### Listed entries

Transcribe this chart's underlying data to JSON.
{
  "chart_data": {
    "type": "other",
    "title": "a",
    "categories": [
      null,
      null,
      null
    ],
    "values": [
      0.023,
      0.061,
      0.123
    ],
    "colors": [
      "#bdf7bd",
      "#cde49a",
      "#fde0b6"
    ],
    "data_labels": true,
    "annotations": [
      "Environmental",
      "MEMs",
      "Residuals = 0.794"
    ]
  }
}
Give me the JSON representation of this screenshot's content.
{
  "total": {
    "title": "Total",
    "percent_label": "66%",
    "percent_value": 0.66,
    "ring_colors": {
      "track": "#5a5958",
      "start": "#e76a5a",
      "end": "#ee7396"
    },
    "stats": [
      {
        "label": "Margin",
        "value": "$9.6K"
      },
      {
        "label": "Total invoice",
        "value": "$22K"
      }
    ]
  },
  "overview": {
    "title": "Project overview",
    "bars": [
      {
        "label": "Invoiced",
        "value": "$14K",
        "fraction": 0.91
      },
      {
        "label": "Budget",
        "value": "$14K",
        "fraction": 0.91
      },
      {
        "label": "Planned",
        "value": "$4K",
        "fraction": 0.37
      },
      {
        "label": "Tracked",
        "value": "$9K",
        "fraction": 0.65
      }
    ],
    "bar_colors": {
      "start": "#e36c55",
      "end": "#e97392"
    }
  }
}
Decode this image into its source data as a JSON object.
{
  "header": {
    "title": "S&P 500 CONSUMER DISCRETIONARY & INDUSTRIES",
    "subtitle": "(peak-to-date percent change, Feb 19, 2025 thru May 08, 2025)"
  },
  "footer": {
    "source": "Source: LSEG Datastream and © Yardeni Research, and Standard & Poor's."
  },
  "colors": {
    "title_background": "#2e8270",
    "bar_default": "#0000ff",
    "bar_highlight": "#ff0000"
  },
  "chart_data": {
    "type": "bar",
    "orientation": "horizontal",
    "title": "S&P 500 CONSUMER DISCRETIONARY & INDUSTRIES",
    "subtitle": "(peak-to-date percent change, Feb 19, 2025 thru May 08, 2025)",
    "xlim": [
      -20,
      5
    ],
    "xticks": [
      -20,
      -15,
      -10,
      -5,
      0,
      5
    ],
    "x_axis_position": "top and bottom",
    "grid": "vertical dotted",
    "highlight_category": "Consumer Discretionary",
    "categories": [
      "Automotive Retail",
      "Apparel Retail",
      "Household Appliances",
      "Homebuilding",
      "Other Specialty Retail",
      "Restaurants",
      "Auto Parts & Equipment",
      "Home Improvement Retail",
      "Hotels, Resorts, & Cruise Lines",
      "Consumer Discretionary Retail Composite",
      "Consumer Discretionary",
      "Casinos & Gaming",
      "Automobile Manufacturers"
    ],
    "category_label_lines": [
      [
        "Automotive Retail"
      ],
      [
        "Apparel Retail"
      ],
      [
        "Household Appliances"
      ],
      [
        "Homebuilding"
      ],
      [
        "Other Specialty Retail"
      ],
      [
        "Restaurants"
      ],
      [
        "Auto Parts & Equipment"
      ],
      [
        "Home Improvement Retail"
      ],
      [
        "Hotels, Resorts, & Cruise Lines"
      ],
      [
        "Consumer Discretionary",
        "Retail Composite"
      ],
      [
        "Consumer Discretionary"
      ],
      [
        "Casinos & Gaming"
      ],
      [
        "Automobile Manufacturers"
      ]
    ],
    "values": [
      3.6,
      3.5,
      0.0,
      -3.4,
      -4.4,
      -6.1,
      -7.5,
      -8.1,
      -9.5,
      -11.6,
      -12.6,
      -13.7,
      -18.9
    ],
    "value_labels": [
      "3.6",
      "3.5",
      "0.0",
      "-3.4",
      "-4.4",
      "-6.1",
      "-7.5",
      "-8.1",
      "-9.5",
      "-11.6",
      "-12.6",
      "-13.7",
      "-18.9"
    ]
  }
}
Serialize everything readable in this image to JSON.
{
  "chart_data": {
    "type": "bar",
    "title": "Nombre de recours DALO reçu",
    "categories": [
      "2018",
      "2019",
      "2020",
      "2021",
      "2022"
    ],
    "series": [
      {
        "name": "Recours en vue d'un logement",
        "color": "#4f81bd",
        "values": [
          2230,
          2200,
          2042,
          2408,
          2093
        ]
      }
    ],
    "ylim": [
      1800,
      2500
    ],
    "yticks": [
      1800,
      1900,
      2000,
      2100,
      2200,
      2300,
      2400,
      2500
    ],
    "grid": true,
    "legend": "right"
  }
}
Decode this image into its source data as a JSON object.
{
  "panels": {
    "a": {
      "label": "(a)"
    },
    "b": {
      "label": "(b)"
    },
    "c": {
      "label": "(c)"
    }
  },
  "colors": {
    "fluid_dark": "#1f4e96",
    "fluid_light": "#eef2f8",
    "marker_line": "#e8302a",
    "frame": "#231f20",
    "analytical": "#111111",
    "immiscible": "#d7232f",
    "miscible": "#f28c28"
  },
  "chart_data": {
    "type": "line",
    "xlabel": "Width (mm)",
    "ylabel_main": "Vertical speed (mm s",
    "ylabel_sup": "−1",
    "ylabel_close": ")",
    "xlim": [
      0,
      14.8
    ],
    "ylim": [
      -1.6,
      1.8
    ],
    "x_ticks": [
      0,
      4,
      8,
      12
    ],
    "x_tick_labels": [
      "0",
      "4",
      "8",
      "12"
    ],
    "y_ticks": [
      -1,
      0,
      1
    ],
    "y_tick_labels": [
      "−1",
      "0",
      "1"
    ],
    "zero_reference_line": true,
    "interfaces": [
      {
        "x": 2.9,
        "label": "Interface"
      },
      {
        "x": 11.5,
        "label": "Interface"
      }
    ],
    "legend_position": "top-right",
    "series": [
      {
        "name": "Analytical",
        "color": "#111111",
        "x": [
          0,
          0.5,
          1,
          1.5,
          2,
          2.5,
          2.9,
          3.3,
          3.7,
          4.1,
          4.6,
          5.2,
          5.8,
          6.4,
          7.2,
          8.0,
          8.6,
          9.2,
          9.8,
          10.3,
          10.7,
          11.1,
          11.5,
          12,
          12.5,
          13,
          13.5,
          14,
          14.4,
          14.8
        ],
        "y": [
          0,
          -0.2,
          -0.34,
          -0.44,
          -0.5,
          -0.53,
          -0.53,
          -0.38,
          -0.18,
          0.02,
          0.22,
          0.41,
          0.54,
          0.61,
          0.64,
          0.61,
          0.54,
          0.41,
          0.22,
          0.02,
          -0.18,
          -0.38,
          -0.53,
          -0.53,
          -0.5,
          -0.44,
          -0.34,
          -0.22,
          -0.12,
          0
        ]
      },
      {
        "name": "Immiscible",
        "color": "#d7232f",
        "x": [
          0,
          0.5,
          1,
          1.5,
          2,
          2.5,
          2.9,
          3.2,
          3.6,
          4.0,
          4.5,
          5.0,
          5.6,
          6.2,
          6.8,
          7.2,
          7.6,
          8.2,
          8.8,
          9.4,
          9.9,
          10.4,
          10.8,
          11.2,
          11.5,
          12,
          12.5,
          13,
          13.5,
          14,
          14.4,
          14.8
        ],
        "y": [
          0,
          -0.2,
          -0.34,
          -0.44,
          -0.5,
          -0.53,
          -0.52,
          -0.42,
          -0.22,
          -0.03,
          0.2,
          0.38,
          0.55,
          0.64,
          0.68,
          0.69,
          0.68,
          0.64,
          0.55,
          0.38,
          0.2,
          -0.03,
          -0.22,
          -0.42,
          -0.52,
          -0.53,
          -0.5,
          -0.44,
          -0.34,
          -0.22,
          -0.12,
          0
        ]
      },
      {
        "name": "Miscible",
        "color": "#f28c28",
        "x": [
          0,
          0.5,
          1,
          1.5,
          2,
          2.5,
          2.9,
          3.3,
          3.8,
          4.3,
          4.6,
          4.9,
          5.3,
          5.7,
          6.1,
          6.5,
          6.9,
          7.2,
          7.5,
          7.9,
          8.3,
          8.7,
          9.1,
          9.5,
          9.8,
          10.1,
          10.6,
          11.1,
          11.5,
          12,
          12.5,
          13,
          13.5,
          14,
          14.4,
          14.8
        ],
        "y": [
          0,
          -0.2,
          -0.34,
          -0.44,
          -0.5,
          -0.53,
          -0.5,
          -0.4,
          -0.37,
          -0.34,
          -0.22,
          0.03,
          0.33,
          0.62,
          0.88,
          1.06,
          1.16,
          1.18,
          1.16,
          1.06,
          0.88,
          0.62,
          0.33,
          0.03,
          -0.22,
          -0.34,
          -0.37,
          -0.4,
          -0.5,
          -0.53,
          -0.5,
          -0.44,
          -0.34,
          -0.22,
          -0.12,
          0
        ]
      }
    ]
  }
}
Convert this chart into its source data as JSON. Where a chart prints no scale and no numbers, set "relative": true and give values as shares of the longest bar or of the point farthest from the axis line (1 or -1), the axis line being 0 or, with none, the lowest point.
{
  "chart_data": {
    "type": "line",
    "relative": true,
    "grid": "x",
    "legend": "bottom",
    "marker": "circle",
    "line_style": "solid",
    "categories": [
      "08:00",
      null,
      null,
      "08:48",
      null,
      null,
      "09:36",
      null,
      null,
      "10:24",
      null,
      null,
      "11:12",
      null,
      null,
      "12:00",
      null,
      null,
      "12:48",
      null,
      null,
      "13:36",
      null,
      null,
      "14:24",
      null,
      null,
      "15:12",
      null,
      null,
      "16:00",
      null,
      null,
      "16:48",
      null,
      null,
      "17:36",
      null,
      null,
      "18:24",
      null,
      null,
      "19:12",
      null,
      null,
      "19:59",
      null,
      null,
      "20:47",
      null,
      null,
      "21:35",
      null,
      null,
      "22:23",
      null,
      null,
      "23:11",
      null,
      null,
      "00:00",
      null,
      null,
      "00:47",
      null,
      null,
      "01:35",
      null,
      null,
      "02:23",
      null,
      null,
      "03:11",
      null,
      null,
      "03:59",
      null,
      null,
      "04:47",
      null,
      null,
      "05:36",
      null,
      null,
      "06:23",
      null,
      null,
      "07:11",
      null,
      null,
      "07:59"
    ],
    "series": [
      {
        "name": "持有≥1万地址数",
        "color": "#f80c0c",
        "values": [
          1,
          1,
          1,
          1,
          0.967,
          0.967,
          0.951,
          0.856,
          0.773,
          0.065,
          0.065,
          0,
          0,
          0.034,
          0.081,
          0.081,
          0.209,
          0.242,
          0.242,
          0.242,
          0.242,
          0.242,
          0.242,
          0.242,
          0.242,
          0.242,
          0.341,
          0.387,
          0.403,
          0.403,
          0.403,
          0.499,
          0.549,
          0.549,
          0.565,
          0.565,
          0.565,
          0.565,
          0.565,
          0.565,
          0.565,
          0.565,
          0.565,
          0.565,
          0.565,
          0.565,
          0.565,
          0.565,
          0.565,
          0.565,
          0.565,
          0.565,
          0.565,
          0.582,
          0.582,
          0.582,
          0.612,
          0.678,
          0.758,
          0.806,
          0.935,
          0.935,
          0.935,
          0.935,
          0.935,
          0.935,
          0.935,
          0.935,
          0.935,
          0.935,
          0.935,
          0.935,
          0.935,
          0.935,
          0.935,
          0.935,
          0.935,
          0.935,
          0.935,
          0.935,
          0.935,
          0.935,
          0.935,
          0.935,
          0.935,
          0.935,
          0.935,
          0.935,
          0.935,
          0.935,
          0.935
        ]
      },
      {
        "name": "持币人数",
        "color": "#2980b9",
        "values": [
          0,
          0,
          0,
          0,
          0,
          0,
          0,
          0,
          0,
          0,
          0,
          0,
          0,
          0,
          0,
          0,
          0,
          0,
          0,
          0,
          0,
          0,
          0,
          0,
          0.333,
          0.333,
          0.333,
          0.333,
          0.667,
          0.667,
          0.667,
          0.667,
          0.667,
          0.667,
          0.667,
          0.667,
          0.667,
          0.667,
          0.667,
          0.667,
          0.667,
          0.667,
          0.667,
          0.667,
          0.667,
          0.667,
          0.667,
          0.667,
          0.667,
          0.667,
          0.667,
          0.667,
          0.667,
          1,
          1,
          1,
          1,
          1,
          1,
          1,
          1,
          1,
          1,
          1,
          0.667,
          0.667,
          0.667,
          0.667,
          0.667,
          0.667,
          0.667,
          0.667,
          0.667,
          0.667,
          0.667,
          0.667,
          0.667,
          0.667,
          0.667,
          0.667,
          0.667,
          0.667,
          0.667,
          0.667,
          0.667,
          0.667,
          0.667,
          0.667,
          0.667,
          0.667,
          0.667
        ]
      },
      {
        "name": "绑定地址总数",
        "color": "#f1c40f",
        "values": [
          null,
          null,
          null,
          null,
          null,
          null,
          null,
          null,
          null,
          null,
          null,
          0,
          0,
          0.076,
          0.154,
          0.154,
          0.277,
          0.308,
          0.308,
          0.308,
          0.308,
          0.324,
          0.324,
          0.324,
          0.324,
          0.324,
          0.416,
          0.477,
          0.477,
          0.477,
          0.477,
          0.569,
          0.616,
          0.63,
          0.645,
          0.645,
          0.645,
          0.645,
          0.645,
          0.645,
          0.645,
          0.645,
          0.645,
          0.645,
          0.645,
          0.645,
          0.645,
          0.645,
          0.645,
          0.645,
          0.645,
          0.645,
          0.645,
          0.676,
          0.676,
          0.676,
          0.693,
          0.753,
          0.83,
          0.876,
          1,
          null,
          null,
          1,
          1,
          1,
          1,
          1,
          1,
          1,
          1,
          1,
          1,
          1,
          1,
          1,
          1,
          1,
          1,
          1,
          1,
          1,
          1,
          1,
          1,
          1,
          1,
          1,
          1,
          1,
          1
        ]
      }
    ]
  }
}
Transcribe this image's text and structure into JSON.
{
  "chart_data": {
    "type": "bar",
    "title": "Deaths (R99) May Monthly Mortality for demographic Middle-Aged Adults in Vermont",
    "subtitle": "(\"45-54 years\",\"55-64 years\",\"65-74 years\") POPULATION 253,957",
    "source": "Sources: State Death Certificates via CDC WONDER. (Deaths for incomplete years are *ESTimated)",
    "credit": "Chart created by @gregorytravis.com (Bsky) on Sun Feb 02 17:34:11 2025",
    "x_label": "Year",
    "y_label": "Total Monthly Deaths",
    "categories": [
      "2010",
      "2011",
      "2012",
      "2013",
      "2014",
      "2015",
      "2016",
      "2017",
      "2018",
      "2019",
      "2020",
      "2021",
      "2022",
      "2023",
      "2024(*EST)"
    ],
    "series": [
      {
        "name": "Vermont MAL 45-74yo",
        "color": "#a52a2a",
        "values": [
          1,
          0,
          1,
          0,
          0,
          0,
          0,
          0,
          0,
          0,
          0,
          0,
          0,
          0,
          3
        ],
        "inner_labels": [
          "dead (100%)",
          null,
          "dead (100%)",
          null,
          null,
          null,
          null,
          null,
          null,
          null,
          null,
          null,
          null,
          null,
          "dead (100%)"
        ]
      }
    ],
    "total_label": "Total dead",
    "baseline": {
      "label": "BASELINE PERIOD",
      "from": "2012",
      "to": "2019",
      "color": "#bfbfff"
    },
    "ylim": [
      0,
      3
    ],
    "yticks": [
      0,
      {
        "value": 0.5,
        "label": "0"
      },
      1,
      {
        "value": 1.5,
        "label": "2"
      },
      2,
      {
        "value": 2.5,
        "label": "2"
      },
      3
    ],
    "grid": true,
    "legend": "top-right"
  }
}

### Exercise instructions
Of the lines in the data, how many contain the word "source"? Provide the number and nothing further.

### Solved problem
5